(Collected data entries)
[Start]

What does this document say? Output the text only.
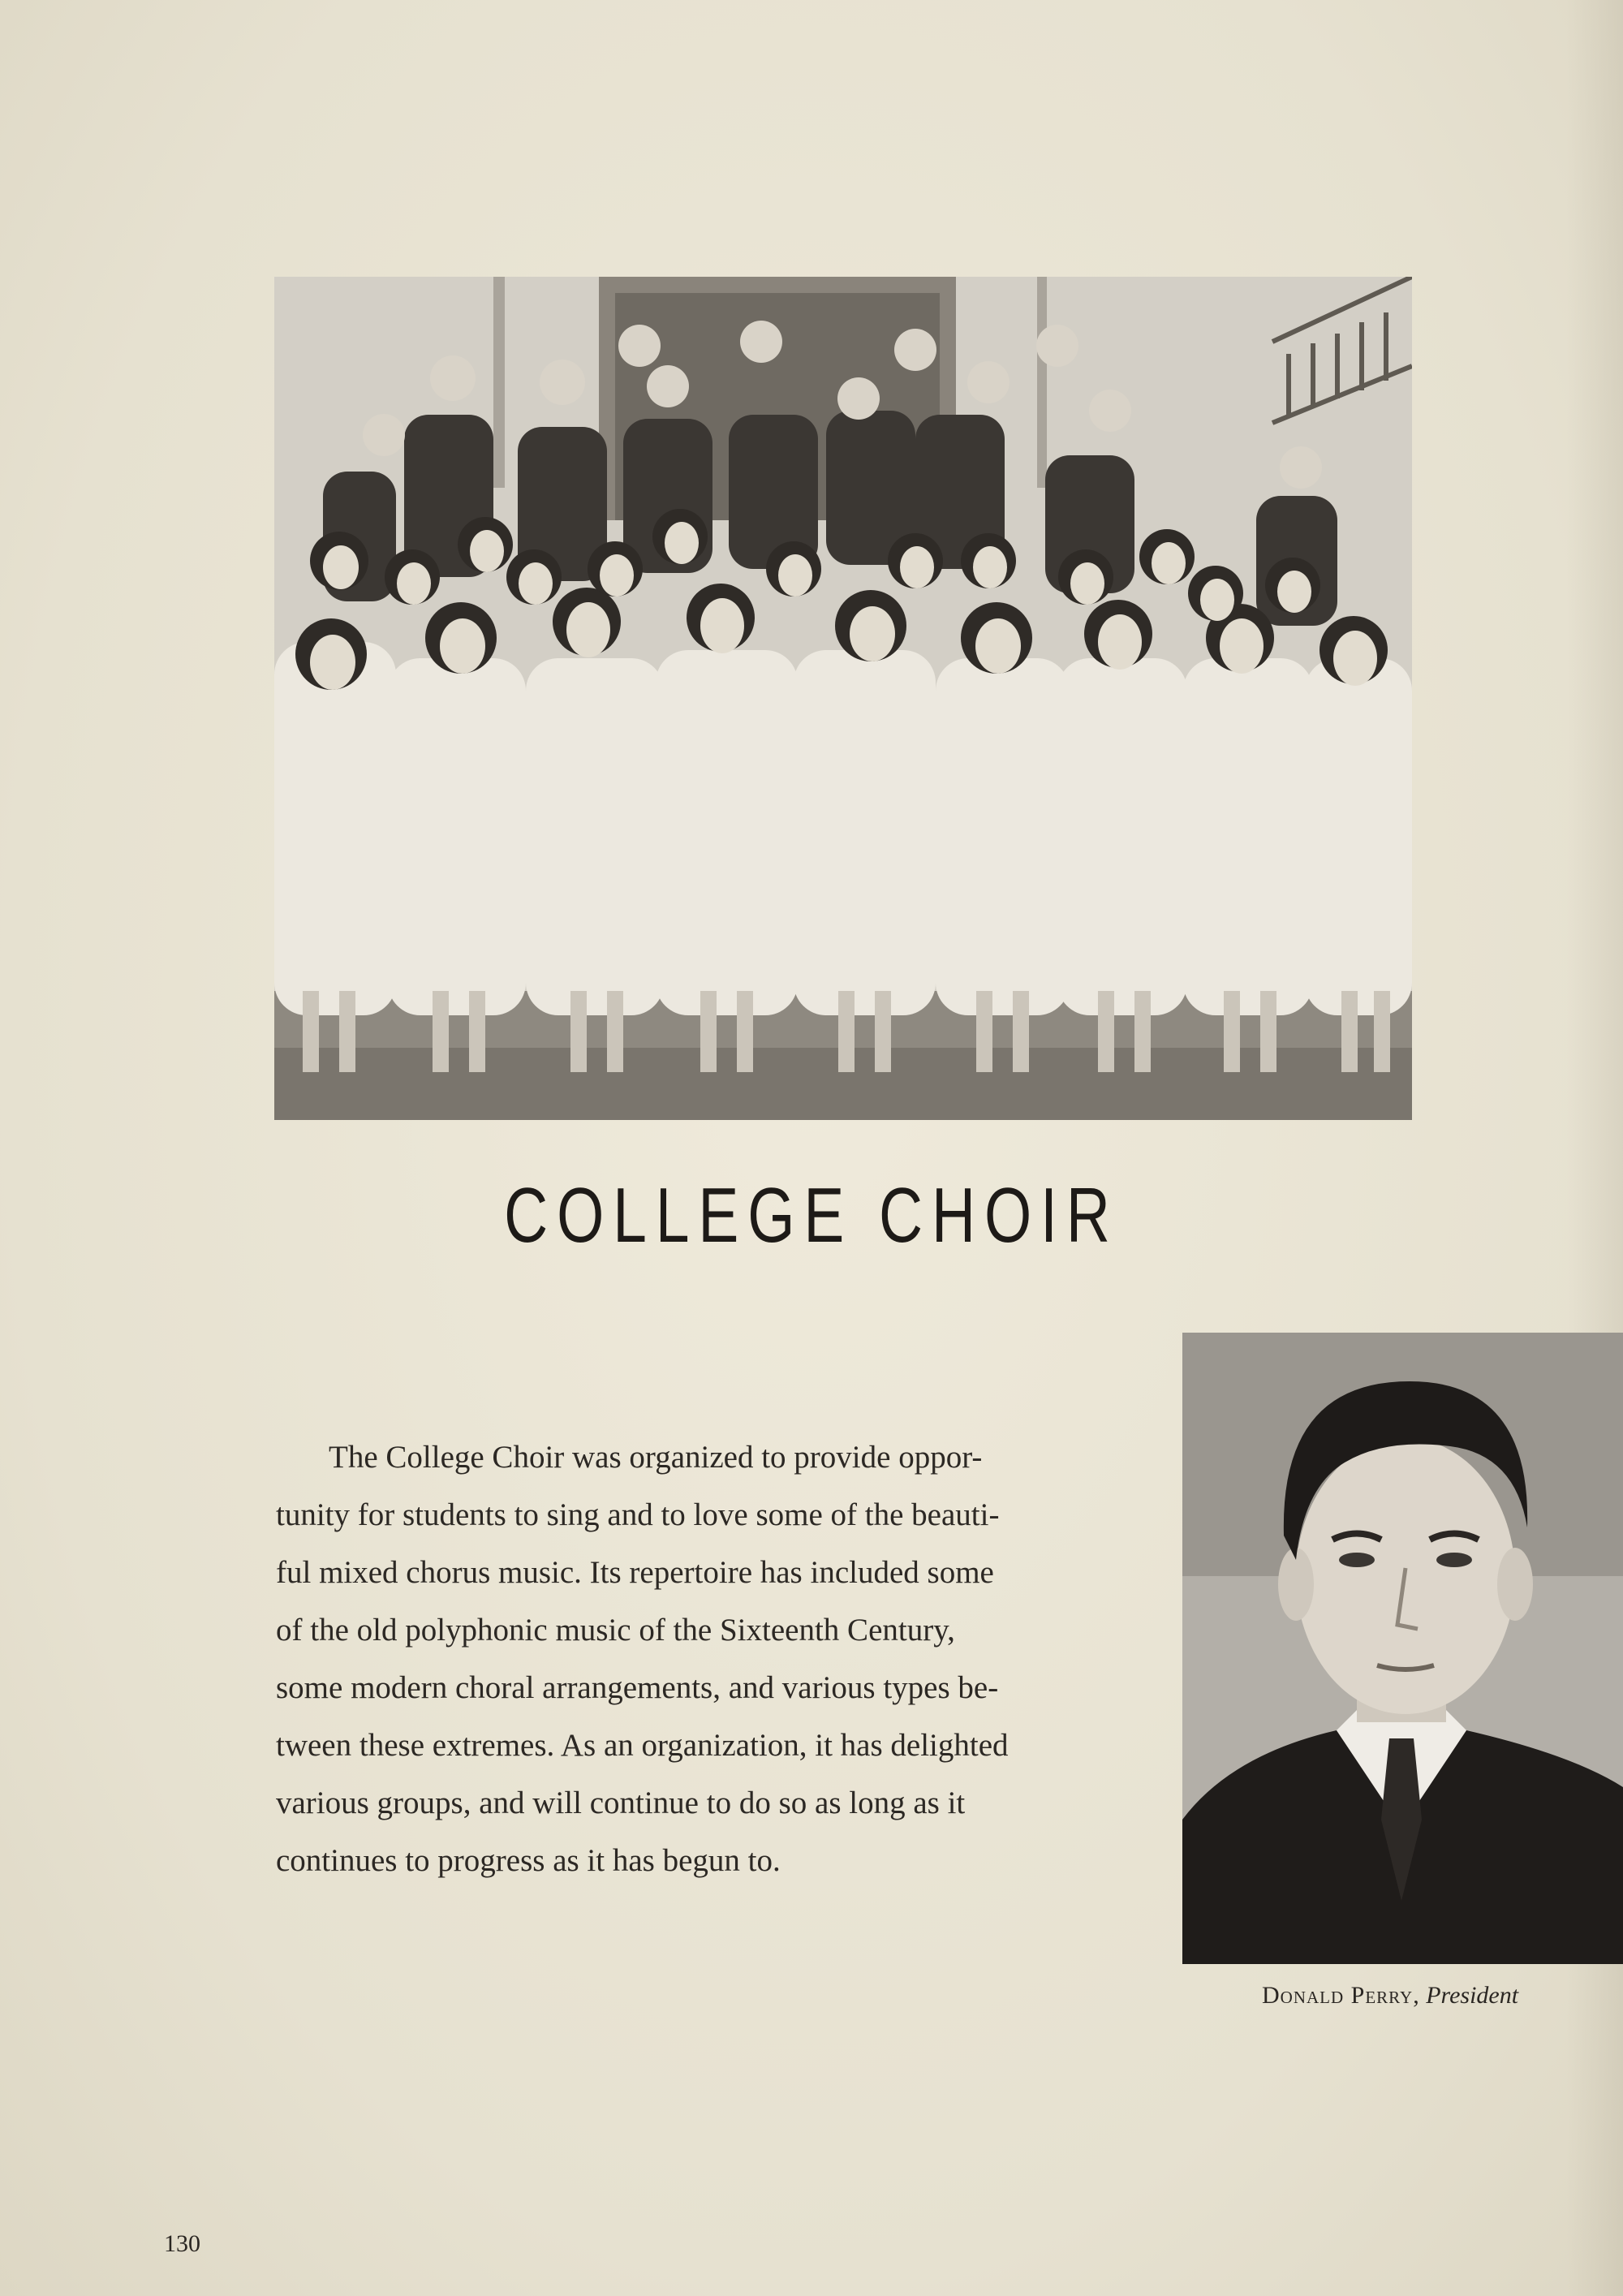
COLLEGE CHOIR
The College Choir was organized to provide oppor-
tunity for students to sing and to love some of the beauti-
ful mixed chorus music. Its repertoire has included some
of the old polyphonic music of the Sixteenth Century,
some modern choral arrangements, and various types be-
tween these extremes. As an organization, it has delighted
various groups, and will continue to do so as long as it
continues to progress as it has begun to.
Donald Perry, President
130
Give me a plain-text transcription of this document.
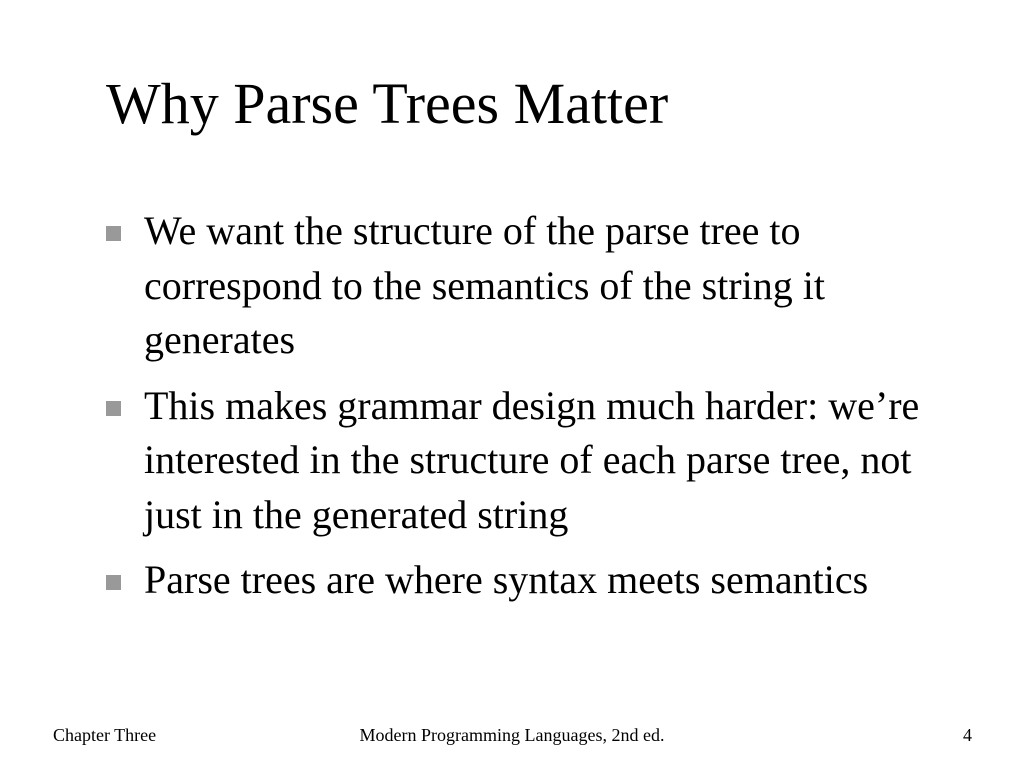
Why Parse Trees Matter
We want the structure of the parse tree to correspond to the semantics of the string it generates
This makes grammar design much harder: we’re interested in the structure of each parse tree, not just in the generated string
Parse trees are where syntax meets semantics
Chapter Three	Modern Programming Languages, 2nd ed.	4
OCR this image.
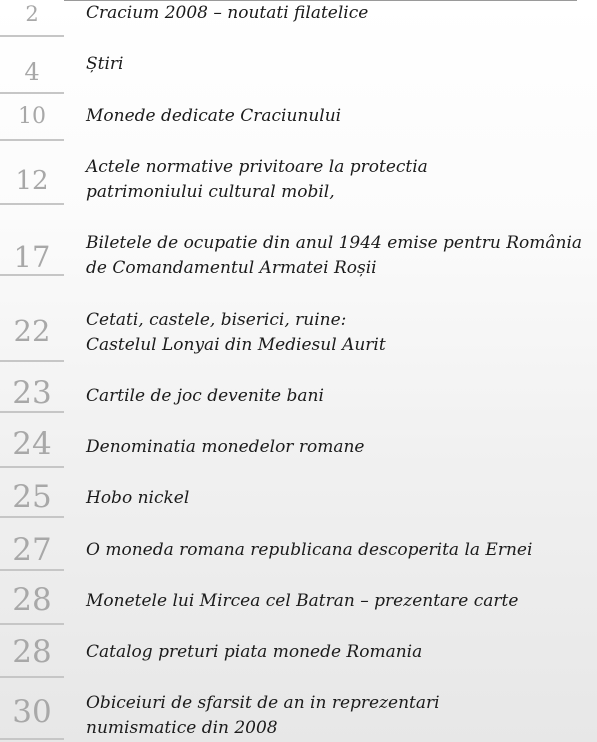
2	Cracium 2008 – noutati filatelice
4	Știri
10	Monede dedicate Craciunului
12	Actele normative privitoare la protectia
patrimoniului cultural mobil,
17	Biletele de ocupatie din anul 1944 emise pentru România
de Comandamentul Armatei Roșii
22	Cetati, castele, biserici, ruine:
Castelul Lonyai din Mediesul Aurit
23	Cartile de joc devenite bani
24	Denominatia monedelor romane
25	Hobo nickel
27	O moneda romana republicana descoperita la Ernei
28	Monetele lui Mircea cel Batran – prezentare carte
28	Catalog preturi piata monede Romania
30	Obiceiuri de sfarsit de an in reprezentari
numismatice din 2008
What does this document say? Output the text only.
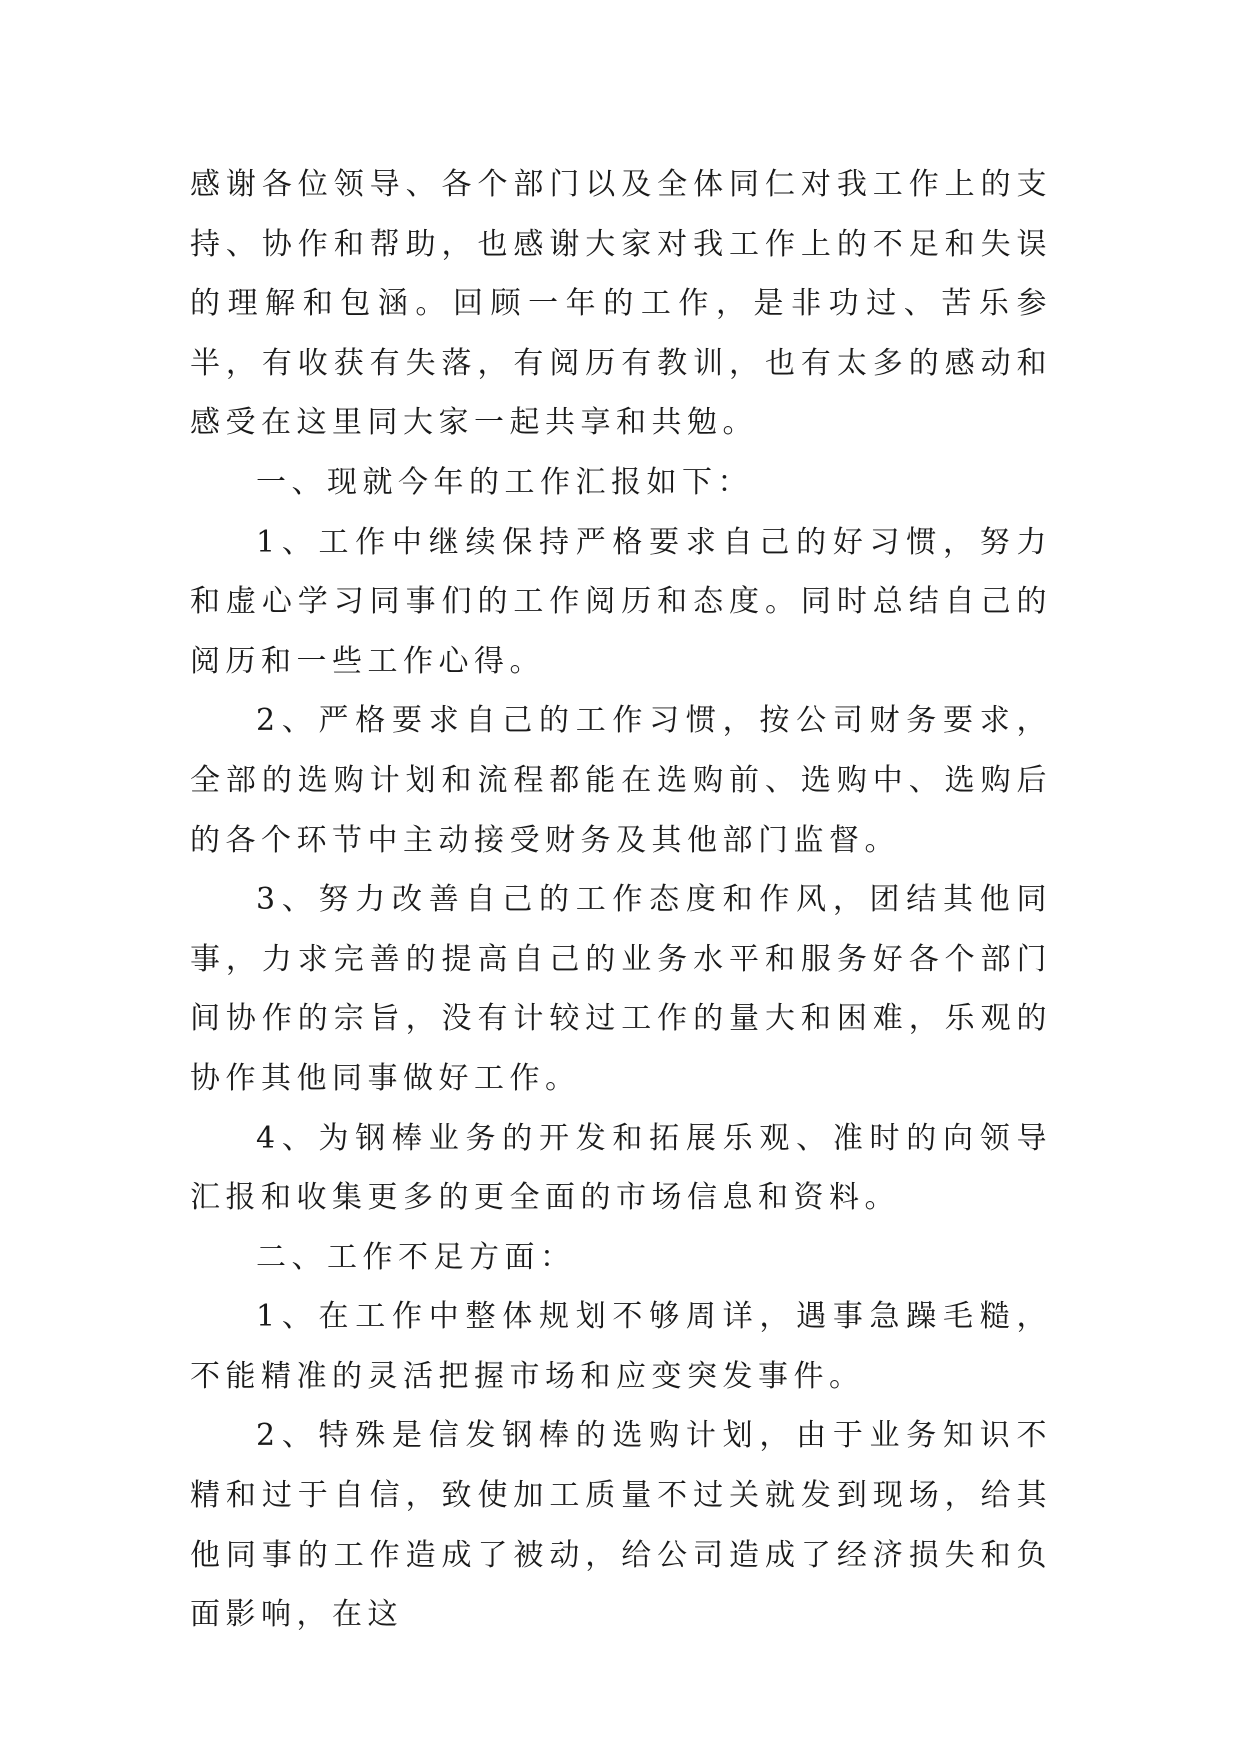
感谢各位领导、各个部门以及全体同仁对我工作上的支持、协作和帮助，也感谢大家对我工作上的不足和失误的理解和包涵。回顾一年的工作，是非功过、苦乐参半，有收获有失落，有阅历有教训，也有太多的感动和感受在这里同大家一起共享和共勉。

一、现就今年的工作汇报如下：

1、工作中继续保持严格要求自己的好习惯，努力和虚心学习同事们的工作阅历和态度。同时总结自己的阅历和一些工作心得。

2、严格要求自己的工作习惯，按公司财务要求，全部的选购计划和流程都能在选购前、选购中、选购后的各个环节中主动接受财务及其他部门监督。

3、努力改善自己的工作态度和作风，团结其他同事，力求完善的提高自己的业务水平和服务好各个部门间协作的宗旨，没有计较过工作的量大和困难，乐观的协作其他同事做好工作。

4、为钢棒业务的开发和拓展乐观、准时的向领导汇报和收集更多的更全面的市场信息和资料。

二、工作不足方面：

1、在工作中整体规划不够周详，遇事急躁毛糙，不能精准的灵活把握市场和应变突发事件。

2、特殊是信发钢棒的选购计划，由于业务知识不精和过于自信，致使加工质量不过关就发到现场，给其他同事的工作造成了被动，给公司造成了经济损失和负面影响，在这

[End]

What the task requires » Omit all pictures and write out, exactly, only the lines from the line containing "Give me a plain-text" through the last line of the entries above.

Response below »
Give me a plain-text transcription of this document.
Why Parse Trees Matter
We want the structure of the parse tree to correspond to the semantics of the string it generates
This makes grammar design much harder: we’re interested in the structure of each parse tree, not just in the generated string
Parse trees are where syntax meets semantics
Chapter Three	Modern Programming Languages, 2nd ed.	4
OCR this image.
2	Cracium 2008 – noutati filatelice
4	Știri
10	Monede dedicate Craciunului
12	Actele normative privitoare la protectia
patrimoniului cultural mobil,
17	Biletele de ocupatie din anul 1944 emise pentru România
de Comandamentul Armatei Roșii
22	Cetati, castele, biserici, ruine:
Castelul Lonyai din Mediesul Aurit
23	Cartile de joc devenite bani
24	Denominatia monedelor romane
25	Hobo nickel
27	O moneda romana republicana descoperita la Ernei
28	Monetele lui Mircea cel Batran – prezentare carte
28	Catalog preturi piata monede Romania
30	Obiceiuri de sfarsit de an in reprezentari
numismatice din 2008
What does this document say? Output the text only.
感谢各位领导、各个部门以及全体同仁对我工作上的支持、协作和帮助，也感谢大家对我工作上的不足和失误的理解和包涵。回顾一年的工作，是非功过、苦乐参半，有收获有失落，有阅历有教训，也有太多的感动和感受在这里同大家一起共享和共勉。

一、现就今年的工作汇报如下：

1、工作中继续保持严格要求自己的好习惯，努力和虚心学习同事们的工作阅历和态度。同时总结自己的阅历和一些工作心得。

2、严格要求自己的工作习惯，按公司财务要求，全部的选购计划和流程都能在选购前、选购中、选购后的各个环节中主动接受财务及其他部门监督。

3、努力改善自己的工作态度和作风，团结其他同事，力求完善的提高自己的业务水平和服务好各个部门间协作的宗旨，没有计较过工作的量大和困难，乐观的协作其他同事做好工作。

4、为钢棒业务的开发和拓展乐观、准时的向领导汇报和收集更多的更全面的市场信息和资料。

二、工作不足方面：

1、在工作中整体规划不够周详，遇事急躁毛糙，不能精准的灵活把握市场和应变突发事件。

2、特殊是信发钢棒的选购计划，由于业务知识不精和过于自信，致使加工质量不过关就发到现场，给其他同事的工作造成了被动，给公司造成了经济损失和负面影响，在这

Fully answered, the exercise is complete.